Task to complete |
Copy, from the entries below, each line where the word "Internet" can be found.

|---|

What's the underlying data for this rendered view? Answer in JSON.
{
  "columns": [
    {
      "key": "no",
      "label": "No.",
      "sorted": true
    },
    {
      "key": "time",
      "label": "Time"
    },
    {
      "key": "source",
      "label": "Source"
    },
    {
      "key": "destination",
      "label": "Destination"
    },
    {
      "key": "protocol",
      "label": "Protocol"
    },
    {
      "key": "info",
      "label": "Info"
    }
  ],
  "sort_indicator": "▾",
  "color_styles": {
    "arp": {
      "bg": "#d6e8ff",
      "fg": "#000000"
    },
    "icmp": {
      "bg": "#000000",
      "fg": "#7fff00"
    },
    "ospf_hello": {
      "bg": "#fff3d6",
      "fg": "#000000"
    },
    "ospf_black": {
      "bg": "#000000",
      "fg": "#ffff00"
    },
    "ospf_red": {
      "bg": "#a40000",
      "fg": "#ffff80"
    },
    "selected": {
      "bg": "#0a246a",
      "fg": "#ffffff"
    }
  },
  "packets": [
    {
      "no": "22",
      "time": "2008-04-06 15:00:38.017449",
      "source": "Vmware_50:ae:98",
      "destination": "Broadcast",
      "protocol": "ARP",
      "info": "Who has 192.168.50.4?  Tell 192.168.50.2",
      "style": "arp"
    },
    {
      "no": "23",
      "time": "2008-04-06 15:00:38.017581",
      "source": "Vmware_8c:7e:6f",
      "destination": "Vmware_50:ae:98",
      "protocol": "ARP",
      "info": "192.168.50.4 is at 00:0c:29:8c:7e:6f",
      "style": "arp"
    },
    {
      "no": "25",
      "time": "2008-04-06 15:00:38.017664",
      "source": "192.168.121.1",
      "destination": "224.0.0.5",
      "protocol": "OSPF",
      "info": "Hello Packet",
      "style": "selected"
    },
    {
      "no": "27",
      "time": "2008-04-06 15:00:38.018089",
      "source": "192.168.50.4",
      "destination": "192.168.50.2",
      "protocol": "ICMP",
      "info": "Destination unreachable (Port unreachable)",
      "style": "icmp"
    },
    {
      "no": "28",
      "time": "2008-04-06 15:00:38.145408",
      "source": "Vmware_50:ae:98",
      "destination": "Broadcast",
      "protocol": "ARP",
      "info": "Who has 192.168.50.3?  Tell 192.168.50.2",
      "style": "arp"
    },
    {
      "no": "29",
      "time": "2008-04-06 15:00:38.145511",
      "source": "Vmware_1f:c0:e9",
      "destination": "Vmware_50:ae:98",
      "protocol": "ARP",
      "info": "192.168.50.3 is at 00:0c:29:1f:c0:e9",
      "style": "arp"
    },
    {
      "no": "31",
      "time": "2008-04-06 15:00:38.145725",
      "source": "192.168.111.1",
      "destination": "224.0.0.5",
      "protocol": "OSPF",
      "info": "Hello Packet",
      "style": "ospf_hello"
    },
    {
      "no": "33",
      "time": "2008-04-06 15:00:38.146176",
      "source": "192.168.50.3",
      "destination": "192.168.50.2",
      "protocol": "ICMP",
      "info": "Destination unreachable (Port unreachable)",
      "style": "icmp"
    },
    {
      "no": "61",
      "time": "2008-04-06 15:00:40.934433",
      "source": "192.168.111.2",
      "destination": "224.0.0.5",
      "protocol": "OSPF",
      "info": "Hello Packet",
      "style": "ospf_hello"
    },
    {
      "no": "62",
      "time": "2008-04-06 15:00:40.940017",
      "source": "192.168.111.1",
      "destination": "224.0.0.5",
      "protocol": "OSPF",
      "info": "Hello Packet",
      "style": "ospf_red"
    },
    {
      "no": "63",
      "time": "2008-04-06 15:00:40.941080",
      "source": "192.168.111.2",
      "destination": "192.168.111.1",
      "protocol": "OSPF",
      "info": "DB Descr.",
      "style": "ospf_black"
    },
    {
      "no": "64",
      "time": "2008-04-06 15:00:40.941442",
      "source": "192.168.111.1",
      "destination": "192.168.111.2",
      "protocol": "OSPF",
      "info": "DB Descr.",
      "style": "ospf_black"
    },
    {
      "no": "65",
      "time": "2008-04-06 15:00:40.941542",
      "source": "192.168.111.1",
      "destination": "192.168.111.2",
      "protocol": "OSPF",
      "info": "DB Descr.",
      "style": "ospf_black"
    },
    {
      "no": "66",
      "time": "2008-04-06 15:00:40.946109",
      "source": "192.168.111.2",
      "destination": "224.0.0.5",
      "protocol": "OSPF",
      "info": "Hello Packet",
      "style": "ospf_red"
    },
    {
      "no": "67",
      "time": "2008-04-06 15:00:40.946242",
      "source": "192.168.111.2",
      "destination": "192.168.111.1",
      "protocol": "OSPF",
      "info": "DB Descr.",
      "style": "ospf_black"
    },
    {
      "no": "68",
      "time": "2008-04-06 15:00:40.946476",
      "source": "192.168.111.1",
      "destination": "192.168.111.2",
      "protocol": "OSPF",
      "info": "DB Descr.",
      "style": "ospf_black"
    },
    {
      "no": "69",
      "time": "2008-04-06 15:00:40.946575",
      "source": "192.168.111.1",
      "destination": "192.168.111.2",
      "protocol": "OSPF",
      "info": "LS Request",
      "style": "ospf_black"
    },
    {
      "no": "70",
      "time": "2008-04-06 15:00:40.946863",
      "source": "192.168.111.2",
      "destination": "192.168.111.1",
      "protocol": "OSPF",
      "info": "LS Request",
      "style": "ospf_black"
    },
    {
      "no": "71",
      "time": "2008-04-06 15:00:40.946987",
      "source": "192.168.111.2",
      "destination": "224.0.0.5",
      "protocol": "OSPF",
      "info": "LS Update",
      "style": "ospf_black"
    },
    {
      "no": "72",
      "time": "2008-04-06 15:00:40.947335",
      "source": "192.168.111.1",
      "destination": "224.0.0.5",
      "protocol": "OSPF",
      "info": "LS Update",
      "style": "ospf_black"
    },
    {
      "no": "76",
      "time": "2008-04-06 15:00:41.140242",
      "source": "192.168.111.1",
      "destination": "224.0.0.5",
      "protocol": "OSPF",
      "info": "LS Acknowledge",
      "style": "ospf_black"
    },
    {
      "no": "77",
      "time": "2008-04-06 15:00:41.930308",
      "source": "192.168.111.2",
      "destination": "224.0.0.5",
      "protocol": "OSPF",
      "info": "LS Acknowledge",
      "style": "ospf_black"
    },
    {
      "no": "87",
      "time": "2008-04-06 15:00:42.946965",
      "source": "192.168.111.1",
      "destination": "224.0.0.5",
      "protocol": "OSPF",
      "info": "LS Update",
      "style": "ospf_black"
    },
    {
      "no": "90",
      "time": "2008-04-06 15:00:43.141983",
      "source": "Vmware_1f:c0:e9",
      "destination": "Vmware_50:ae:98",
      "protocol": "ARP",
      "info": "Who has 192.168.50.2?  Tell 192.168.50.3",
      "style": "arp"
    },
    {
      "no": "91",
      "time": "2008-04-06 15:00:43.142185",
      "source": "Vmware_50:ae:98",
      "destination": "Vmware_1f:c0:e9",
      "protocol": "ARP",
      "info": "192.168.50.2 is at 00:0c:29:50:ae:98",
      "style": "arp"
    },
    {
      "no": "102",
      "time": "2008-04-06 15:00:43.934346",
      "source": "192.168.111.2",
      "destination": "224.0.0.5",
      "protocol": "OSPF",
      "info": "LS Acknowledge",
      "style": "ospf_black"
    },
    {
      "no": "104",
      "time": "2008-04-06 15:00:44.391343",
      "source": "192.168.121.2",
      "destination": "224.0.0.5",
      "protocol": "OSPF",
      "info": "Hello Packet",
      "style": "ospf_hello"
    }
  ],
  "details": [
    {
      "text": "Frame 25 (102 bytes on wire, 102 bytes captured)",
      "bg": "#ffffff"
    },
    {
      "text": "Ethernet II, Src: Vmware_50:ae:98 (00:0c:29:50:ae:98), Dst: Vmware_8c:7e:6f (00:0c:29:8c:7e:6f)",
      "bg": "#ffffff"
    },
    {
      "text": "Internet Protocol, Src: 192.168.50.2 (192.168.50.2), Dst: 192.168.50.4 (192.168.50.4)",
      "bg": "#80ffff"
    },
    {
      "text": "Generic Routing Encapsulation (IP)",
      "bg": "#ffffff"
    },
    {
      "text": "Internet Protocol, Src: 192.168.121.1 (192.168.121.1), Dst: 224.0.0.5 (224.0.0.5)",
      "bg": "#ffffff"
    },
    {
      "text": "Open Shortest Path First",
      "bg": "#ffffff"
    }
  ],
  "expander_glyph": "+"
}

|---|

Full response |
      "text": "Internet Protocol, Src: 192.168.50.2 (192.168.50.2), Dst: 192.168.50.4 (192.168.50.4)",
      "text": "Internet Protocol, Src: 192.168.121.1 (192.168.121.1), Dst: 224.0.0.5 (224.0.0.5)",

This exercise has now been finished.